TASK BRIEF:
Copy the data precisely, keeping every character.

DATA FOR THIS TASK:

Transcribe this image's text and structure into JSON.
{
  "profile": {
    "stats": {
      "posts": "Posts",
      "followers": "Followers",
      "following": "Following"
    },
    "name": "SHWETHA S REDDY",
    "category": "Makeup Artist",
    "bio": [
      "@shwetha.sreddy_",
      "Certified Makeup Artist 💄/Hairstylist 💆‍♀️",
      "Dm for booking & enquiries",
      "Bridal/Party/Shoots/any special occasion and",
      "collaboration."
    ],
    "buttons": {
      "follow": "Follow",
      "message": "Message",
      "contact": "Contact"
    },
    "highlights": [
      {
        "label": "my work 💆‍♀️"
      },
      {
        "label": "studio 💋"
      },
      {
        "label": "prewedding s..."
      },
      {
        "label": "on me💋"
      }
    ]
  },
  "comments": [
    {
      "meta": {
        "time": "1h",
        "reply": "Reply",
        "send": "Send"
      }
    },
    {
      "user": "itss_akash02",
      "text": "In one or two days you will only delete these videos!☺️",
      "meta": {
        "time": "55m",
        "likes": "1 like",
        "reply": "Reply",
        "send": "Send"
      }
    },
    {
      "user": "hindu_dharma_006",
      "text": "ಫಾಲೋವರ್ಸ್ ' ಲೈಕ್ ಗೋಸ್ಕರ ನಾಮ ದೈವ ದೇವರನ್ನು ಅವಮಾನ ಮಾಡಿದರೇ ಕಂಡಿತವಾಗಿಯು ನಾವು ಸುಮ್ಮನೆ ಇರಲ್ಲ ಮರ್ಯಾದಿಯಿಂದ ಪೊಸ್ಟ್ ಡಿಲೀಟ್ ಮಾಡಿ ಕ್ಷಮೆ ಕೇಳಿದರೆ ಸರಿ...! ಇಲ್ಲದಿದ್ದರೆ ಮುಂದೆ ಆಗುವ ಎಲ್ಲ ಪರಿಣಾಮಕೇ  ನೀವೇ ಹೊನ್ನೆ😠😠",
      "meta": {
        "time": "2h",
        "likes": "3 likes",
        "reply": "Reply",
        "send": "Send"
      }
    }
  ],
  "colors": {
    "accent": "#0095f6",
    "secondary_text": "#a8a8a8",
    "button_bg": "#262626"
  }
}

RESPONSE BELOW:
Transcribe this image's text and structure into JSON.
{
  "profile": {
    "stats": {
      "posts": "Posts",
      "followers": "Followers",
      "following": "Following"
    },
    "name": "SHWETHA S REDDY",
    "category": "Makeup Artist",
    "bio": [
      "@shwetha.sreddy_",
      "Certified Makeup Artist 💄/Hairstylist 💆‍♀️",
      "Dm for booking & enquiries",
      "Bridal/Party/Shoots/any special occasion and",
      "collaboration."
    ],
    "buttons": {
      "follow": "Follow",
      "message": "Message",
      "contact": "Contact"
    },
    "highlights": [
      {
        "label": "my work 💆‍♀️"
      },
      {
        "label": "studio 💋"
      },
      {
        "label": "prewedding s..."
      },
      {
        "label": "on me💋"
      }
    ]
  },
  "comments": [
    {
      "meta": {
        "time": "1h",
        "reply": "Reply",
        "send": "Send"
      }
    },
    {
      "user": "itss_akash02",
      "text": "In one or two days you will only delete these videos!☺️",
      "meta": {
        "time": "55m",
        "likes": "1 like",
        "reply": "Reply",
        "send": "Send"
      }
    },
    {
      "user": "hindu_dharma_006",
      "text": "ಫಾಲೋವರ್ಸ್ ' ಲೈಕ್ ಗೋಸ್ಕರ ನಾಮ ದೈವ ದೇವರನ್ನು ಅವಮಾನ ಮಾಡಿದರೇ ಕಂಡಿತವಾಗಿಯು ನಾವು ಸುಮ್ಮನೆ ಇರಲ್ಲ ಮರ್ಯಾದಿಯಿಂದ ಪೊಸ್ಟ್ ಡಿಲೀಟ್ ಮಾಡಿ ಕ್ಷಮೆ ಕೇಳಿದರೆ ಸರಿ...! ಇಲ್ಲದಿದ್ದರೆ ಮುಂದೆ ಆಗುವ ಎಲ್ಲ ಪರಿಣಾಮಕೇ  ನೀವೇ ಹೊನ್ನೆ😠😠",
      "meta": {
        "time": "2h",
        "likes": "3 likes",
        "reply": "Reply",
        "send": "Send"
      }
    }
  ],
  "colors": {
    "accent": "#0095f6",
    "secondary_text": "#a8a8a8",
    "button_bg": "#262626"
  }
}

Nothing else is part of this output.